• **Recorded information**
_ _ _ _ _ _ _

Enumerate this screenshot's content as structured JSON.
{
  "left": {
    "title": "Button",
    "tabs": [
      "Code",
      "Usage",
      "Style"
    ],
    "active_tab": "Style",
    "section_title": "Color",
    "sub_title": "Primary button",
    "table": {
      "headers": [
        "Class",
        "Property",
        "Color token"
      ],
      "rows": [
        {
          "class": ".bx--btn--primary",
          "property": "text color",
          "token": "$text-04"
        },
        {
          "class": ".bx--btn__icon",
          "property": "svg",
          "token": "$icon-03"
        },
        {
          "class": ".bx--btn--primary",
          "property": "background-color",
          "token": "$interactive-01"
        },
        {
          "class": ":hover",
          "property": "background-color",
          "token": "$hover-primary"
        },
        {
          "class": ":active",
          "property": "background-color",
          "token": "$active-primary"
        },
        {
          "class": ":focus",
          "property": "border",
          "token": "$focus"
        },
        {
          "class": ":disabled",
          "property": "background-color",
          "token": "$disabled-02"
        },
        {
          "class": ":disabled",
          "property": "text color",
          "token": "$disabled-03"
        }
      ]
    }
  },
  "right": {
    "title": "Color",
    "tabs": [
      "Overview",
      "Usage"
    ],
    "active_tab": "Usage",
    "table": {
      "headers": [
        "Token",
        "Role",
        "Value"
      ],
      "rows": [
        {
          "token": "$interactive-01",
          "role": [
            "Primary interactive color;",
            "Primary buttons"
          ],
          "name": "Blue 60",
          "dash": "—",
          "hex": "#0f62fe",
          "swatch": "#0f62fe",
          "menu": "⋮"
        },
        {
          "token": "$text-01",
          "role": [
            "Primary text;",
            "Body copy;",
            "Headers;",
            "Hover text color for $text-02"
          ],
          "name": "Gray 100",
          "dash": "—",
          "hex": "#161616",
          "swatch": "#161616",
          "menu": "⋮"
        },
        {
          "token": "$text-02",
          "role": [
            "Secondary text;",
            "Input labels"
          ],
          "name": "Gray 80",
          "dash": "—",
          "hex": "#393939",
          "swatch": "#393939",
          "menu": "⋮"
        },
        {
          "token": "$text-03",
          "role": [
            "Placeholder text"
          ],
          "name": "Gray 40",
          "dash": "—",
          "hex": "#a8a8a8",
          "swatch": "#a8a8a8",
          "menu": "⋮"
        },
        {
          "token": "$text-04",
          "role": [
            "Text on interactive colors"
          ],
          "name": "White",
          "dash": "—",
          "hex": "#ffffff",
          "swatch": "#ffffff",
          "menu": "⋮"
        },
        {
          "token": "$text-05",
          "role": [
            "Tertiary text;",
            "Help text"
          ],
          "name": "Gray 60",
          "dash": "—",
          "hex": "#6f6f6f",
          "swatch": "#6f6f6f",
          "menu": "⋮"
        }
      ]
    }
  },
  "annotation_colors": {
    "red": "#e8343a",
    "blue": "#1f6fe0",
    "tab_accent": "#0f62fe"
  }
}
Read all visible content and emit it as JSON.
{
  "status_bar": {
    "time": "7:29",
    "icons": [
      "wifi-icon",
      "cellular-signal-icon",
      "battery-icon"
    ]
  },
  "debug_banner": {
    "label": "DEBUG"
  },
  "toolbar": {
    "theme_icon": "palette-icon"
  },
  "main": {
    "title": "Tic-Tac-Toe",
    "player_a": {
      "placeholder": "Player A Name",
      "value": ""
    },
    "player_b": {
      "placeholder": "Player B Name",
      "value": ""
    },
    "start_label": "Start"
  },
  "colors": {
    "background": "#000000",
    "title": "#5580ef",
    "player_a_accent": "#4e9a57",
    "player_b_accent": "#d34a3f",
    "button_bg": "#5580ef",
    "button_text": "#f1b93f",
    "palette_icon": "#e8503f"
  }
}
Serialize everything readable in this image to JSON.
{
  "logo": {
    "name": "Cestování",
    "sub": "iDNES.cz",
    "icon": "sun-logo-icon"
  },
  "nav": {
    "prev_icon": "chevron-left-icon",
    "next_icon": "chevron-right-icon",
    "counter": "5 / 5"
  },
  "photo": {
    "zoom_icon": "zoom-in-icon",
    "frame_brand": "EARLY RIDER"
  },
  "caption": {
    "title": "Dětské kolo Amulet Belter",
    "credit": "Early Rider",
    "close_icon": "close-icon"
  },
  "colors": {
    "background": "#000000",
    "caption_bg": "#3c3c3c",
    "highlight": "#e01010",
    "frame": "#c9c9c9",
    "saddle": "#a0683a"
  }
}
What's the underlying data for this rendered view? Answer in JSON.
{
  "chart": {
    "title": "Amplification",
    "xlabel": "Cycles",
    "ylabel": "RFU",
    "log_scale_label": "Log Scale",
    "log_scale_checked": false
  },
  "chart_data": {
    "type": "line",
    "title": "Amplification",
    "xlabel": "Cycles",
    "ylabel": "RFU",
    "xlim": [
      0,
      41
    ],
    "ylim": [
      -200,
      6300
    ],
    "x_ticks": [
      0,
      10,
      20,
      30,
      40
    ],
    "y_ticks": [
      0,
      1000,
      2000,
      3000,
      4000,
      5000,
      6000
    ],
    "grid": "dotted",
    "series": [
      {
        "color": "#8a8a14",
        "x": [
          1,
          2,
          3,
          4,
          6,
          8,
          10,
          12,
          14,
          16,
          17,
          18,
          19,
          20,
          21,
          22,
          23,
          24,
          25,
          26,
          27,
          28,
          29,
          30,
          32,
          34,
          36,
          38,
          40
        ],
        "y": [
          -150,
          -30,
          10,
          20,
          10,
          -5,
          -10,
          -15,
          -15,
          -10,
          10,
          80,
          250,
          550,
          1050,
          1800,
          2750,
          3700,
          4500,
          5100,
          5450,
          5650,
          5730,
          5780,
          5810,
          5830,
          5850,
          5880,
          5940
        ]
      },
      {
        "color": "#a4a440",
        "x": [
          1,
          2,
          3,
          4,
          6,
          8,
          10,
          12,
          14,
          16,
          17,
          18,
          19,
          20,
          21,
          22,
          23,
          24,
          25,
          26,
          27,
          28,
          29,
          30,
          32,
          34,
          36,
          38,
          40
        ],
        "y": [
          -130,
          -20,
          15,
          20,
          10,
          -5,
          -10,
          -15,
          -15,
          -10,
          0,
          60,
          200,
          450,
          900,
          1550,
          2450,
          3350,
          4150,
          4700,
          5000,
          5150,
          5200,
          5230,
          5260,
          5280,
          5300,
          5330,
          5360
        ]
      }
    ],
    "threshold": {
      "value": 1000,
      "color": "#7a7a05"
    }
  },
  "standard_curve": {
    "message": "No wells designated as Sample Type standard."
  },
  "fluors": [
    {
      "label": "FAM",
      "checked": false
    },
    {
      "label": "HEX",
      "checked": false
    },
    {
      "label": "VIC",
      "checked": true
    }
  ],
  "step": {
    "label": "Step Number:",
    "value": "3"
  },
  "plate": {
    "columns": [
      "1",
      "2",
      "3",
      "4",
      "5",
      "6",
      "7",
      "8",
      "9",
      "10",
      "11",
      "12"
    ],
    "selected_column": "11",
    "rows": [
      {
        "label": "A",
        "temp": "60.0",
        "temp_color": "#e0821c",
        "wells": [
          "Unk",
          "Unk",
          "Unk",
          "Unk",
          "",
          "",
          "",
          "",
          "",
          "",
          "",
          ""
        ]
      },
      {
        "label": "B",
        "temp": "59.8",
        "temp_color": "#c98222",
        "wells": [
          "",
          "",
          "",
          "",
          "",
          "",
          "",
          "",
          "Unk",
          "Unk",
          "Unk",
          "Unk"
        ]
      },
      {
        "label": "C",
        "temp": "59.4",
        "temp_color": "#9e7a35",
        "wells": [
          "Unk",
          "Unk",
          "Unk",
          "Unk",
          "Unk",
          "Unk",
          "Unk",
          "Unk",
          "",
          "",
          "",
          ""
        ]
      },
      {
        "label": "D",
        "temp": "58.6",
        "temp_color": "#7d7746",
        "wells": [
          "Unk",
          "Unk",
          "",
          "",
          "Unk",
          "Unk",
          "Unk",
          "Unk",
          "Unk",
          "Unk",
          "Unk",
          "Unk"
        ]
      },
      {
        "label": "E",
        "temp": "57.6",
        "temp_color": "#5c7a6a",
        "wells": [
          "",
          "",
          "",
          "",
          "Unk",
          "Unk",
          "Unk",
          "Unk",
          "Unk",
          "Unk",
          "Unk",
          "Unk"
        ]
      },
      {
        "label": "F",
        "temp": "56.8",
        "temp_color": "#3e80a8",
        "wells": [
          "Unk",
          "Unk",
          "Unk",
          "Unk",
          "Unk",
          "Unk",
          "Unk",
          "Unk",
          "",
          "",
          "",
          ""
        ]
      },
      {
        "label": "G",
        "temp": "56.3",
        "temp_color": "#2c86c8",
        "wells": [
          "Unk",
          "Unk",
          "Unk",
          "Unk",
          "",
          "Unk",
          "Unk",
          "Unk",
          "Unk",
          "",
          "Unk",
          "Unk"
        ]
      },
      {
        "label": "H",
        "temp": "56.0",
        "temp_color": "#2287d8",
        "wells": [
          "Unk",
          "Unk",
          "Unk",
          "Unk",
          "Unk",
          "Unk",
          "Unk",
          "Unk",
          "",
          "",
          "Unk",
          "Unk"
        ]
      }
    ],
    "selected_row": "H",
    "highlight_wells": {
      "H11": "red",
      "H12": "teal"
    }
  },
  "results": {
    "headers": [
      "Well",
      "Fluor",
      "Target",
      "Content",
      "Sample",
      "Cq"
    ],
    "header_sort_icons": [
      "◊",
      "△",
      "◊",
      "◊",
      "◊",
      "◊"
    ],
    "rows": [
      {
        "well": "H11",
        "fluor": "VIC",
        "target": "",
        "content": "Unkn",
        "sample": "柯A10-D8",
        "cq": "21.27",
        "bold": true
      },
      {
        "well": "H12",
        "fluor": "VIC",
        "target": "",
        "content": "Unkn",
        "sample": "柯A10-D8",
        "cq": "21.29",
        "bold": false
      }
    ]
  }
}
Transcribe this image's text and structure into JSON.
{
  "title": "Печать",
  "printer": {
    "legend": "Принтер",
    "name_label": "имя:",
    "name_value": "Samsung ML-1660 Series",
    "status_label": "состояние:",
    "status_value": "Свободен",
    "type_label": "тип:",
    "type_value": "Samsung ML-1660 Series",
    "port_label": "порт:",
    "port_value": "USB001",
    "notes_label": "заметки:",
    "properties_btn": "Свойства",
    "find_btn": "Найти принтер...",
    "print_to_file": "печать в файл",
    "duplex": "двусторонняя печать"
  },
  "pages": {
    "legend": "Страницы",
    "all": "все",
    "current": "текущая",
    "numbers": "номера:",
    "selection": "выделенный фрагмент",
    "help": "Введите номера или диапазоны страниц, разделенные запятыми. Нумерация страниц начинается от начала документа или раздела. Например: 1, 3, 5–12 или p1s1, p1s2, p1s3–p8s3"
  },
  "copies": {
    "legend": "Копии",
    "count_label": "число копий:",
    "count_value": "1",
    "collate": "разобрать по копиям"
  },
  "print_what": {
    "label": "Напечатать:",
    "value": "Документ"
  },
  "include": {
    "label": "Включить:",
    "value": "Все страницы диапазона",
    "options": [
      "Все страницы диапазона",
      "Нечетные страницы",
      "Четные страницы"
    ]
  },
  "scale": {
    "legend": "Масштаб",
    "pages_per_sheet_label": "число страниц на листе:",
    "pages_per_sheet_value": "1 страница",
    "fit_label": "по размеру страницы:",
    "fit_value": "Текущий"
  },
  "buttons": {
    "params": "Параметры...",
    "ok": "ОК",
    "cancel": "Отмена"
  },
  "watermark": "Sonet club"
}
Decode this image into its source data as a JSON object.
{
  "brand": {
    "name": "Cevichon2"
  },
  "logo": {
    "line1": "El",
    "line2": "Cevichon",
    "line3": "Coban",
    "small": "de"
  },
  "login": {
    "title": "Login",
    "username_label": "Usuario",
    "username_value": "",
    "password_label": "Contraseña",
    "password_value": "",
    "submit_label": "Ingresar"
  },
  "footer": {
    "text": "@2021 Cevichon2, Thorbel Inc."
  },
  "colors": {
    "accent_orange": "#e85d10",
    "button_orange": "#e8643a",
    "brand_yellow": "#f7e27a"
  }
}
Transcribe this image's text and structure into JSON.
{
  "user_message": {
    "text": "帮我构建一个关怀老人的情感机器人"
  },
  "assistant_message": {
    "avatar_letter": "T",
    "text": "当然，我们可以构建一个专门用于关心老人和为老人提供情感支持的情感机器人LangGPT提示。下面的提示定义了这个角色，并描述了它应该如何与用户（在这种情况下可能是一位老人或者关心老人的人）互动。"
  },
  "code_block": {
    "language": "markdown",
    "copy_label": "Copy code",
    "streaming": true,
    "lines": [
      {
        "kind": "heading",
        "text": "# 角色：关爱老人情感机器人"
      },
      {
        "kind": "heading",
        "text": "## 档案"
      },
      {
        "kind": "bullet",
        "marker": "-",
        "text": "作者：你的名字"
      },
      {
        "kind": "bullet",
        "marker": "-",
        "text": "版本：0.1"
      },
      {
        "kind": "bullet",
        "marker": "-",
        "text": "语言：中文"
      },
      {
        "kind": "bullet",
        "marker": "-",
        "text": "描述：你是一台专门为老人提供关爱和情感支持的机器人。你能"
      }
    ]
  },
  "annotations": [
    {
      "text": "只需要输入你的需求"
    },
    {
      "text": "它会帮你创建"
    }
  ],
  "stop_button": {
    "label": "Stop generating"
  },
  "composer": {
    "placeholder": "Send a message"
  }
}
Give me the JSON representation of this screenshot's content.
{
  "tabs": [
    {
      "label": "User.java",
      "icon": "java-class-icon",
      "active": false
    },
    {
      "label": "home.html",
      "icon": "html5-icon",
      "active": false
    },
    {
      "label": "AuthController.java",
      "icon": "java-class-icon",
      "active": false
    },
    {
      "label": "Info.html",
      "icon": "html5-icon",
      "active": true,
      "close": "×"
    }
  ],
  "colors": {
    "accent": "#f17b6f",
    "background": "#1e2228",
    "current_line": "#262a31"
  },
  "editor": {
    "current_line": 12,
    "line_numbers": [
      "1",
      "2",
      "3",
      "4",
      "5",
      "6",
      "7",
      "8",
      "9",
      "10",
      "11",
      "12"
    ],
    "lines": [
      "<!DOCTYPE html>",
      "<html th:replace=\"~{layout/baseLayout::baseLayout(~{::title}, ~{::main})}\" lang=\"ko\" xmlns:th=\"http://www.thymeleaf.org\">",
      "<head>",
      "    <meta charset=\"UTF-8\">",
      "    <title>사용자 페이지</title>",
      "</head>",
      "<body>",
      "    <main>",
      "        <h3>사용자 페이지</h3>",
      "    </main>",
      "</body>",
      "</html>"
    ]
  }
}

_ _ _ _ _ _ _

• **Short problem**
Reproduce the final stretch of the data above: every line from the one holding "Give me the" through the end, inclusive, exactly as written and nothing else.

• **Task solution**
Give me the JSON representation of this screenshot's content.
{
  "tabs": [
    {
      "label": "User.java",
      "icon": "java-class-icon",
      "active": false
    },
    {
      "label": "home.html",
      "icon": "html5-icon",
      "active": false
    },
    {
      "label": "AuthController.java",
      "icon": "java-class-icon",
      "active": false
    },
    {
      "label": "Info.html",
      "icon": "html5-icon",
      "active": true,
      "close": "×"
    }
  ],
  "colors": {
    "accent": "#f17b6f",
    "background": "#1e2228",
    "current_line": "#262a31"
  },
  "editor": {
    "current_line": 12,
    "line_numbers": [
      "1",
      "2",
      "3",
      "4",
      "5",
      "6",
      "7",
      "8",
      "9",
      "10",
      "11",
      "12"
    ],
    "lines": [
      "<!DOCTYPE html>",
      "<html th:replace=\"~{layout/baseLayout::baseLayout(~{::title}, ~{::main})}\" lang=\"ko\" xmlns:th=\"http://www.thymeleaf.org\">",
      "<head>",
      "    <meta charset=\"UTF-8\">",
      "    <title>사용자 페이지</title>",
      "</head>",
      "<body>",
      "    <main>",
      "        <h3>사용자 페이지</h3>",
      "    </main>",
      "</body>",
      "</html>"
    ]
  }
}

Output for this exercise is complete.